> **Exercise description**: Write out all entries word for word.

— begin Records shown —

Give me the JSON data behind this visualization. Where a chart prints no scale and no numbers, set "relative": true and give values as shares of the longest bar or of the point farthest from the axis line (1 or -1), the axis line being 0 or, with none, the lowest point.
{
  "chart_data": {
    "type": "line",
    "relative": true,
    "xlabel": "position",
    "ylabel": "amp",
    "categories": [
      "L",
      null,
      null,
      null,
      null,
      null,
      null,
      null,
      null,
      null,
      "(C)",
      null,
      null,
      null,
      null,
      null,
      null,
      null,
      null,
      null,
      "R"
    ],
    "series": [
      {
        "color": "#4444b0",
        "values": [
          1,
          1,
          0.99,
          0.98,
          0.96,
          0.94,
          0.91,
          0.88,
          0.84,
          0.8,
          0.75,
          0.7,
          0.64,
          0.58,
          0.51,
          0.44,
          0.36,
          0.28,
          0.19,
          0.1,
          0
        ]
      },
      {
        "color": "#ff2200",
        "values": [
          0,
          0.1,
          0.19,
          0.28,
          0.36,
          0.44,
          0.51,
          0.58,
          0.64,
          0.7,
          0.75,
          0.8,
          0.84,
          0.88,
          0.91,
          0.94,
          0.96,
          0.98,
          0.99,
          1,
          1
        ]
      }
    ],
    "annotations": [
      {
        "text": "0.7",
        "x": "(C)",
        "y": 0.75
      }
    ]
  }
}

— end Records shown —

> **Full response**:
Give me the JSON data behind this visualization. Where a chart prints no scale and no numbers, set "relative": true and give values as shares of the longest bar or of the point farthest from the axis line (1 or -1), the axis line being 0 or, with none, the lowest point.
{
  "chart_data": {
    "type": "line",
    "relative": true,
    "xlabel": "position",
    "ylabel": "amp",
    "categories": [
      "L",
      null,
      null,
      null,
      null,
      null,
      null,
      null,
      null,
      null,
      "(C)",
      null,
      null,
      null,
      null,
      null,
      null,
      null,
      null,
      null,
      "R"
    ],
    "series": [
      {
        "color": "#4444b0",
        "values": [
          1,
          1,
          0.99,
          0.98,
          0.96,
          0.94,
          0.91,
          0.88,
          0.84,
          0.8,
          0.75,
          0.7,
          0.64,
          0.58,
          0.51,
          0.44,
          0.36,
          0.28,
          0.19,
          0.1,
          0
        ]
      },
      {
        "color": "#ff2200",
        "values": [
          0,
          0.1,
          0.19,
          0.28,
          0.36,
          0.44,
          0.51,
          0.58,
          0.64,
          0.7,
          0.75,
          0.8,
          0.84,
          0.88,
          0.91,
          0.94,
          0.96,
          0.98,
          0.99,
          1,
          1
        ]
      }
    ],
    "annotations": [
      {
        "text": "0.7",
        "x": "(C)",
        "y": 0.75
      }
    ]
  }
}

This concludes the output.